TASK TO COMPLETE →
Copy out each line of the material in which the word "Sterk" appears.

[Figure dataset records]
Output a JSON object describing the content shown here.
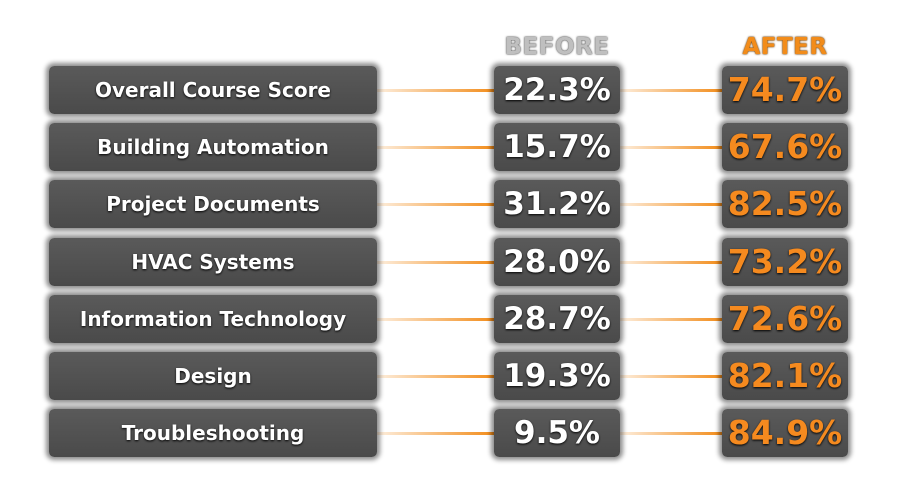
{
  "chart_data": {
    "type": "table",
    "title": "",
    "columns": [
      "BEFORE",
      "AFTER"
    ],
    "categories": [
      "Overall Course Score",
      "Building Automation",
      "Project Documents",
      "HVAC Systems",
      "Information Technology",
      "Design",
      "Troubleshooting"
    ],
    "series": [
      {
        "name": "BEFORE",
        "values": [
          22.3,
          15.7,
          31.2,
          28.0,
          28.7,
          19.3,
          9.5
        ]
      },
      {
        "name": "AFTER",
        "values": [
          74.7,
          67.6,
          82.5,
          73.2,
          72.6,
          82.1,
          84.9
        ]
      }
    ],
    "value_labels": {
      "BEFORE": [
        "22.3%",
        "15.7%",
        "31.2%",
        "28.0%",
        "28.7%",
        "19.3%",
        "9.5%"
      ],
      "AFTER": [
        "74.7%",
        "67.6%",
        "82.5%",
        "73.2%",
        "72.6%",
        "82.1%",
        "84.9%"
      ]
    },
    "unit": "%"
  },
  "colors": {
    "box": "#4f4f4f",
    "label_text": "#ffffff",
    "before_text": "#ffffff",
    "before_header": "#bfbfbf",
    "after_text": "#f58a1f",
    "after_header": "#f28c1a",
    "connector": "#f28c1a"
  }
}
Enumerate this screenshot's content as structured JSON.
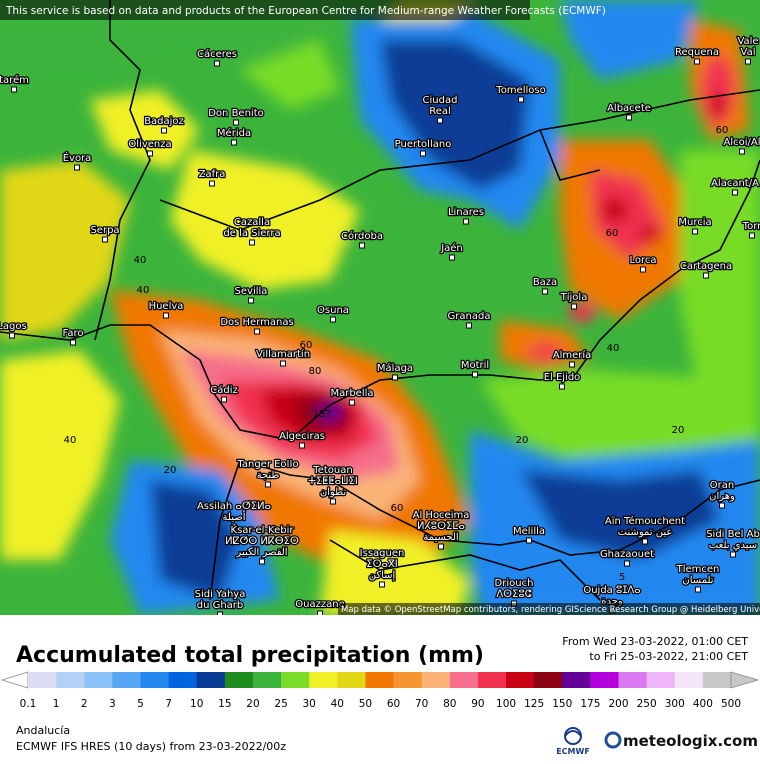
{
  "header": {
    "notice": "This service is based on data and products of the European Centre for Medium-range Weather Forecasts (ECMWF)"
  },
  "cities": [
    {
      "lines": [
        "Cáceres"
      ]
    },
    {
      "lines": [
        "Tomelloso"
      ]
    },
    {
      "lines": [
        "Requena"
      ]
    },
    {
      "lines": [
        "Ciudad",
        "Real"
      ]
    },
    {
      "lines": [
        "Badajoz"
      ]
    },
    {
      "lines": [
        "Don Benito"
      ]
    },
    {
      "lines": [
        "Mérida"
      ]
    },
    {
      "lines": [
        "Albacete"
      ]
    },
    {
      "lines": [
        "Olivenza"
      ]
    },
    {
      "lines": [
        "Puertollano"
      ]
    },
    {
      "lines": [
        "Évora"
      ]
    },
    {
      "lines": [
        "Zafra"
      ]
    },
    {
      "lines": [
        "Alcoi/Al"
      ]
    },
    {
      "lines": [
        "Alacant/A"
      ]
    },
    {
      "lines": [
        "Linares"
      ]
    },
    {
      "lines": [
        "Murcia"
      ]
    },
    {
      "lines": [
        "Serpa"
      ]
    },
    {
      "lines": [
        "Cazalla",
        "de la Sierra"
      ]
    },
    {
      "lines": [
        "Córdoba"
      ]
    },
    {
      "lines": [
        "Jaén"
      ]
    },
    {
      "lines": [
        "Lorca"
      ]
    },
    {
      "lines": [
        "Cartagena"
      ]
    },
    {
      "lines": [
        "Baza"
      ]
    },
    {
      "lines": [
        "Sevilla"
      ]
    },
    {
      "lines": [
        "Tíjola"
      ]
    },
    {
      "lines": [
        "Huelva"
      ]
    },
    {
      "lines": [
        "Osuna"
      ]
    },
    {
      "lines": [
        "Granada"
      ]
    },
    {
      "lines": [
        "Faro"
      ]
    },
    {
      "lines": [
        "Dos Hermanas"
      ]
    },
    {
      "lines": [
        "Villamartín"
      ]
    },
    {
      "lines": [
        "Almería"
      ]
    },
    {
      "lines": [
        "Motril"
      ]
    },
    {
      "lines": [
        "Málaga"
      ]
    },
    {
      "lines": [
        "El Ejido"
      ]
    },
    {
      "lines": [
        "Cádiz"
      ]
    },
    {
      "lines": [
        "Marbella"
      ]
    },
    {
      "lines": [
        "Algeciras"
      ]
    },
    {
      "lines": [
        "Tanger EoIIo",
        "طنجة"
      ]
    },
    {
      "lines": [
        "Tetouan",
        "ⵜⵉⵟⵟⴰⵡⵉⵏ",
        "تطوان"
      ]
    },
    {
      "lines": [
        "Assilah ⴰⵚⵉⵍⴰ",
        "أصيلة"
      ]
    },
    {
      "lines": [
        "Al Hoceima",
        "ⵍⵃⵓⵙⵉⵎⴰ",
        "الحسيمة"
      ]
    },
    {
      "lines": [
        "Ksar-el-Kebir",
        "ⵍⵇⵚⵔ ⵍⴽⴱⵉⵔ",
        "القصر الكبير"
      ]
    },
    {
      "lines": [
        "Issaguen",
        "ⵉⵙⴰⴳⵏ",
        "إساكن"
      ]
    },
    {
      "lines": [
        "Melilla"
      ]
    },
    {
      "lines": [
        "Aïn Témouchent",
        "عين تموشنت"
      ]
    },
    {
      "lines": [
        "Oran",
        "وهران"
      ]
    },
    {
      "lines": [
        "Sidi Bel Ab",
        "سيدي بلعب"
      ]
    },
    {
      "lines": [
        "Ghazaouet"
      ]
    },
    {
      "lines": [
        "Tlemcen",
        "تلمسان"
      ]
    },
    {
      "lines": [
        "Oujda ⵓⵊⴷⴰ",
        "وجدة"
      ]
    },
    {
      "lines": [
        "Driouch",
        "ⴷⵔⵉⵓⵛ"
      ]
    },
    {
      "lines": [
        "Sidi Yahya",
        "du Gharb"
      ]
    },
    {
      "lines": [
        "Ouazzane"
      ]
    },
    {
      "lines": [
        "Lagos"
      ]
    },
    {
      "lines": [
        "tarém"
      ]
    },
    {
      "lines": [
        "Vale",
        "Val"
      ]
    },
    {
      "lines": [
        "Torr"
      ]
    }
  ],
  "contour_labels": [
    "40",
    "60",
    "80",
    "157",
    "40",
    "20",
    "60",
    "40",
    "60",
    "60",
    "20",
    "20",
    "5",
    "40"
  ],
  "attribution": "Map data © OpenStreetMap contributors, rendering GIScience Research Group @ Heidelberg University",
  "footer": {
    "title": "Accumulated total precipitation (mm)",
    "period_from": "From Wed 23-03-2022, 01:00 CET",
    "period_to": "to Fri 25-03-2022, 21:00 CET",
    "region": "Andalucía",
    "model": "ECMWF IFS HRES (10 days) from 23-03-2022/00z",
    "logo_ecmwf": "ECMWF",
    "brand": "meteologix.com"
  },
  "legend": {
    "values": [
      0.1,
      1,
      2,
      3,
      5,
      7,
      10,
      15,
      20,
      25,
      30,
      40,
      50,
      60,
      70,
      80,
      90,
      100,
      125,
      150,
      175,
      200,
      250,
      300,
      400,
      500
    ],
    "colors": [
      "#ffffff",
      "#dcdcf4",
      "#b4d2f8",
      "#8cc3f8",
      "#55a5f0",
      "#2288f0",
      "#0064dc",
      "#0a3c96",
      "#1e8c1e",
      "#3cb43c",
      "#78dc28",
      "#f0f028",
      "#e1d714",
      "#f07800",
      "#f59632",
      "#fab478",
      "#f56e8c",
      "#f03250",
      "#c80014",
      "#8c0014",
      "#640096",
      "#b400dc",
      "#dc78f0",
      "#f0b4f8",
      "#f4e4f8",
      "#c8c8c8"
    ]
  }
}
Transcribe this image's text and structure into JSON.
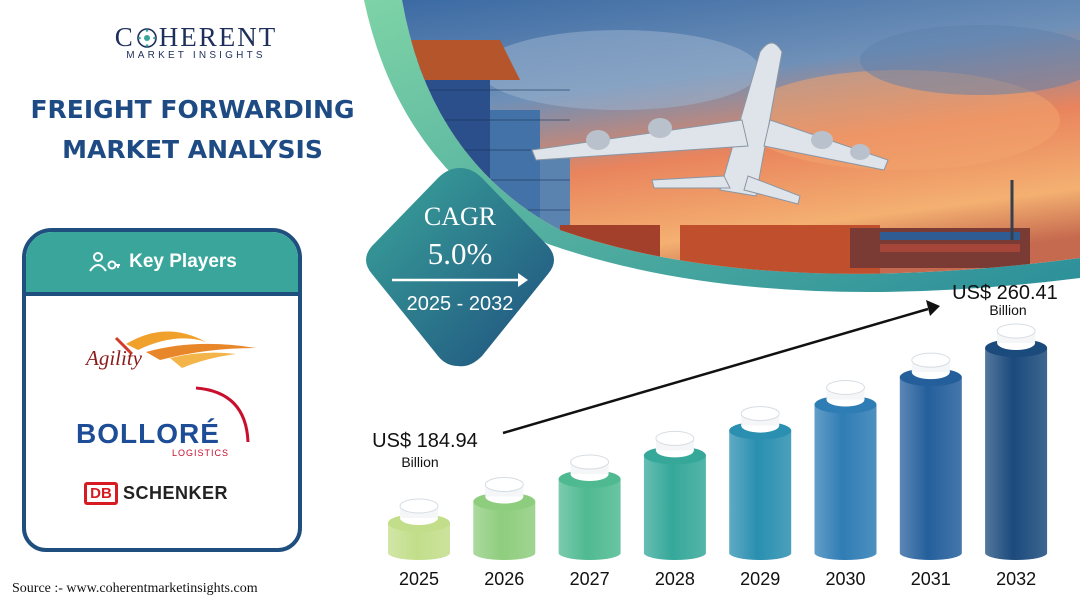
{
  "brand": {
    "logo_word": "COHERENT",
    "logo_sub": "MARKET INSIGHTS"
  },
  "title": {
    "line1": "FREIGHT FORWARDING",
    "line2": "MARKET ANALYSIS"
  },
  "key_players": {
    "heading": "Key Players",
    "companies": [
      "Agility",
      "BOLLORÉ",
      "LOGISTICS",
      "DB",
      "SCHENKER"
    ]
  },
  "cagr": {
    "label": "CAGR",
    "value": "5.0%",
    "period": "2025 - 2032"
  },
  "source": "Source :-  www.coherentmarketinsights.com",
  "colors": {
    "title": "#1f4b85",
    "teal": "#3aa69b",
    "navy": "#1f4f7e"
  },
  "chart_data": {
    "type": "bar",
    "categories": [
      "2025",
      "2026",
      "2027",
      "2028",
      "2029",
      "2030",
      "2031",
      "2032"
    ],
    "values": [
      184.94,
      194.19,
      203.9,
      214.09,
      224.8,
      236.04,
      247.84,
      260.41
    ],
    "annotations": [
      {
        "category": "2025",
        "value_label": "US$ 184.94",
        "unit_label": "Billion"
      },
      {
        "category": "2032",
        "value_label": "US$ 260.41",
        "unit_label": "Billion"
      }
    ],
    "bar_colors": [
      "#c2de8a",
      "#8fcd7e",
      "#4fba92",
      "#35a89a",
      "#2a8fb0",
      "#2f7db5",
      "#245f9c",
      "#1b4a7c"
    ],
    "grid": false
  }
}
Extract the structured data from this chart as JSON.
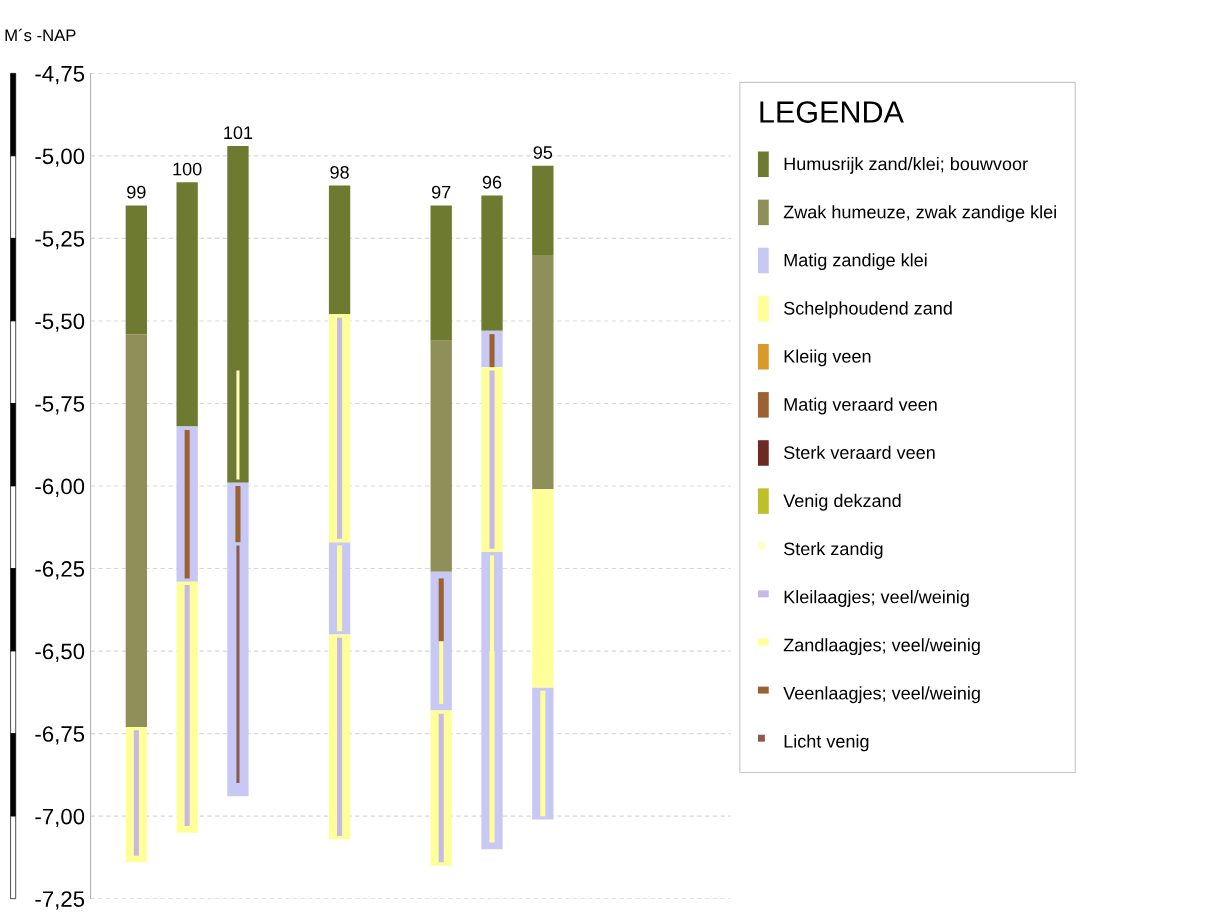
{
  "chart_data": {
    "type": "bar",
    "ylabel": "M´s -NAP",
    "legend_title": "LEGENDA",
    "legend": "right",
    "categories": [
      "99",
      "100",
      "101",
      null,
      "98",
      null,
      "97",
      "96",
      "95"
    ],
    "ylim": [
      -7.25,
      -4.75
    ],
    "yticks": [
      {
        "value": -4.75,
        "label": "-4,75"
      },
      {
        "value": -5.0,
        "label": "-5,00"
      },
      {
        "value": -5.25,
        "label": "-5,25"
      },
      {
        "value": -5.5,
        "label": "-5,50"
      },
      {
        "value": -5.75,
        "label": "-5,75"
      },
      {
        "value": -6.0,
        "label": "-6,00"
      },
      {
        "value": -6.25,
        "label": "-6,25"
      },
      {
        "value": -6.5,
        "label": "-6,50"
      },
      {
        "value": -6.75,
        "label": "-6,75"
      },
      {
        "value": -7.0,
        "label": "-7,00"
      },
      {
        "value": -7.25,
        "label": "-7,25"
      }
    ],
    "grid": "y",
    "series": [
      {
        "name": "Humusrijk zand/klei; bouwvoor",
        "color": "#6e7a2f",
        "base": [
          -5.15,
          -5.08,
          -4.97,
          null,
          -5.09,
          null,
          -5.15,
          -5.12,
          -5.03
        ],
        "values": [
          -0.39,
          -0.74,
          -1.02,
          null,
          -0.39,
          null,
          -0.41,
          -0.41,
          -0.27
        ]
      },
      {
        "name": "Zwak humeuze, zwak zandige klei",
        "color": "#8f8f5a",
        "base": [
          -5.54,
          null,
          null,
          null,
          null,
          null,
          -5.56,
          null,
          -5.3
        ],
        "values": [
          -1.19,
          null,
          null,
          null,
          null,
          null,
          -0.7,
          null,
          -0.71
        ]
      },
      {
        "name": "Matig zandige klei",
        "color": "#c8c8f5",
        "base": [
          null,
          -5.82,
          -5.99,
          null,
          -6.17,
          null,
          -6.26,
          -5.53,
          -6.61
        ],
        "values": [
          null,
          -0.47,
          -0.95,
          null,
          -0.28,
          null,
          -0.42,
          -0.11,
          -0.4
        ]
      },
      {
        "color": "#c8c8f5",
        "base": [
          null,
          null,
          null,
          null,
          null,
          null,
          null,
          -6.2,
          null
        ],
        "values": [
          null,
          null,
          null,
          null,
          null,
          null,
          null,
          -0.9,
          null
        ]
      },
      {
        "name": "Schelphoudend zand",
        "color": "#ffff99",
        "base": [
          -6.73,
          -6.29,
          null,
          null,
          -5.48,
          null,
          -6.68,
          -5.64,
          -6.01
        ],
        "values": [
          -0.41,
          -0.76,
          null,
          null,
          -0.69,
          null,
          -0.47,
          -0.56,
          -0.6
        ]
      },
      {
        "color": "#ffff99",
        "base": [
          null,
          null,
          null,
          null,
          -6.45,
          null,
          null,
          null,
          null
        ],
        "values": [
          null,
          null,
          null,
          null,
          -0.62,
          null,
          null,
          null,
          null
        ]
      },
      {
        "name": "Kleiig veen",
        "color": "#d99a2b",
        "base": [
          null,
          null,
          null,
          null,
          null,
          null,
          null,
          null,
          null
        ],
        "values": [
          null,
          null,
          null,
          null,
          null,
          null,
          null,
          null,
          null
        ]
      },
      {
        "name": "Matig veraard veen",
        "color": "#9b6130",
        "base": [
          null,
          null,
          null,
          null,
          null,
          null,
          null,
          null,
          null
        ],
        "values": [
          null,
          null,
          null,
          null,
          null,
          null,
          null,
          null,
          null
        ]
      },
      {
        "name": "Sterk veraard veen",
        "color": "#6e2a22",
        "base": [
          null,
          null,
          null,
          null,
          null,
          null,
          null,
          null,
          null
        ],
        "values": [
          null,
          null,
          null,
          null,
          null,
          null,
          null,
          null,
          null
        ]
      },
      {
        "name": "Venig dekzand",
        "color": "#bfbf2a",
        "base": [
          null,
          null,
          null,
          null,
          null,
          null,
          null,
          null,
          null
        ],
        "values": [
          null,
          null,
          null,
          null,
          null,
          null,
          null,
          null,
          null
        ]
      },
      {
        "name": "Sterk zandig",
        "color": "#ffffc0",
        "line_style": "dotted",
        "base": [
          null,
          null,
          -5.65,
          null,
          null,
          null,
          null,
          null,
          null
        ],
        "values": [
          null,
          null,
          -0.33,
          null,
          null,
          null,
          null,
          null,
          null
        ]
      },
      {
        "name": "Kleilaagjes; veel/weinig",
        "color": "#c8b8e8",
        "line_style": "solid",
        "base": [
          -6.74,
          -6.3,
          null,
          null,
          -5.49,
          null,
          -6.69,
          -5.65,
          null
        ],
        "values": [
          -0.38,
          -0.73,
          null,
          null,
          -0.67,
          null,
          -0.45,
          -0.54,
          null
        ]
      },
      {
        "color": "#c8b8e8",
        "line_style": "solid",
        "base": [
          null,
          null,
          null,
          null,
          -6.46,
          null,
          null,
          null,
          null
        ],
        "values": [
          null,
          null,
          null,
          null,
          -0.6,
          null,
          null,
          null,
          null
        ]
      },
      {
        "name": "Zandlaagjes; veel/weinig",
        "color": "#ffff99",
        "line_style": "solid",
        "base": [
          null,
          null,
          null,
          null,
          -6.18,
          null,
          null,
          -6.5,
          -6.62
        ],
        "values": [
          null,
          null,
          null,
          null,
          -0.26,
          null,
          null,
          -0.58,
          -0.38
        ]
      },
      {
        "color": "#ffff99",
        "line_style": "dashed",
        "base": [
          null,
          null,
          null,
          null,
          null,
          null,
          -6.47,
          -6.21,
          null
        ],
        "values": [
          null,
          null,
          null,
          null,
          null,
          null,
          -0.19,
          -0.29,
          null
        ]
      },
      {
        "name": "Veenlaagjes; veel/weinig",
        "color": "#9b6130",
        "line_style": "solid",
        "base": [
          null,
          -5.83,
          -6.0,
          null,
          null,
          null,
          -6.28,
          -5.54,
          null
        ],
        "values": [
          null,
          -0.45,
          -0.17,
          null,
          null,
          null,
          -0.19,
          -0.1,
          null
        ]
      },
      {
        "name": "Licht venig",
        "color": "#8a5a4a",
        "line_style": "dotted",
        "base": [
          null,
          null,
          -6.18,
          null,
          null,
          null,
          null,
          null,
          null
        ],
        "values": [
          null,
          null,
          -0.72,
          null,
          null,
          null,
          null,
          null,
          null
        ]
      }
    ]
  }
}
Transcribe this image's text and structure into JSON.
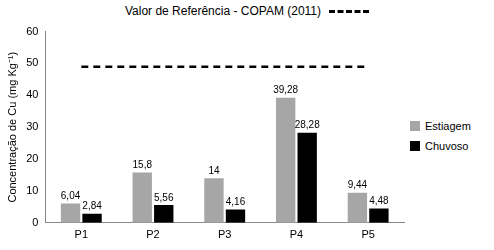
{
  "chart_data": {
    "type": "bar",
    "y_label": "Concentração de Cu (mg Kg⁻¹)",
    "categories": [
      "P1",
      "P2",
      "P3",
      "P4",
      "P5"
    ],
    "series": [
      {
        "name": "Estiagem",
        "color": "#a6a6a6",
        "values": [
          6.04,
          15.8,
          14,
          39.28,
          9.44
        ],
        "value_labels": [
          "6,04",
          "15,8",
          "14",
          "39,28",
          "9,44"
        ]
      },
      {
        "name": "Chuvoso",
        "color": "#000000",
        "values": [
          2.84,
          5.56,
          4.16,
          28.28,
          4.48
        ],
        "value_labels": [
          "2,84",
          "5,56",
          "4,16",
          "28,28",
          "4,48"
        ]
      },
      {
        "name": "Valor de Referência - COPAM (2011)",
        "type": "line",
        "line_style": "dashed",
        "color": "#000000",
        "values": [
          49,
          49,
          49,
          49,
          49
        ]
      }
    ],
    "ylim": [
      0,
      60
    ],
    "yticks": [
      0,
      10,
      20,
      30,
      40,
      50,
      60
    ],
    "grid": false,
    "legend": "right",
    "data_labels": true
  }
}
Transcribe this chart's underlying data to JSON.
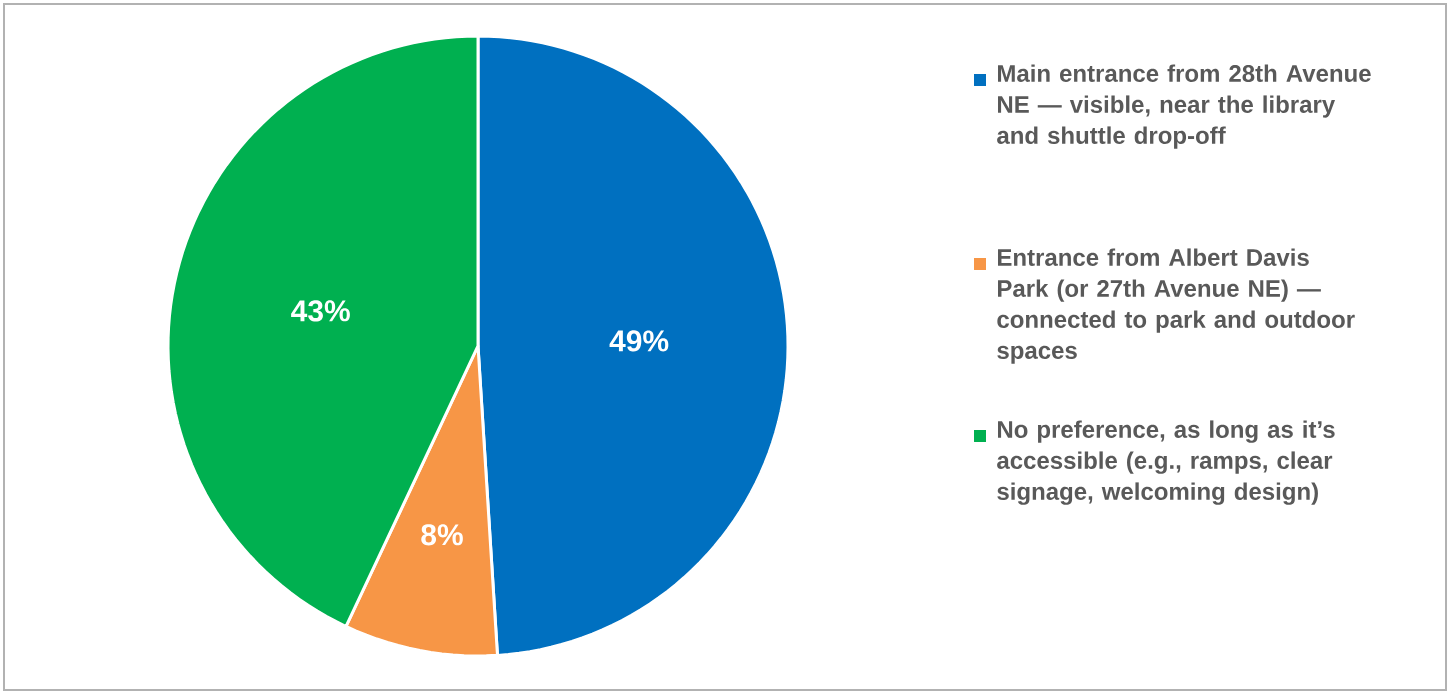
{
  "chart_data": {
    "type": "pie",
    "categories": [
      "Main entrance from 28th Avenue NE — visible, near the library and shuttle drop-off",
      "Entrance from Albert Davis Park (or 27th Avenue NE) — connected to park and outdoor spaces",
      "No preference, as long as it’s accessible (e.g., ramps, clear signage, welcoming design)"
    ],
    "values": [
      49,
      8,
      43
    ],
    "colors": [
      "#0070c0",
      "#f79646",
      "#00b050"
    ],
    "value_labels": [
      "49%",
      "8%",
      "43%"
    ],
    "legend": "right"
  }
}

THE ANSWER →
        "name": "Sterk veraard veen",
        "name": "Sterk zandig",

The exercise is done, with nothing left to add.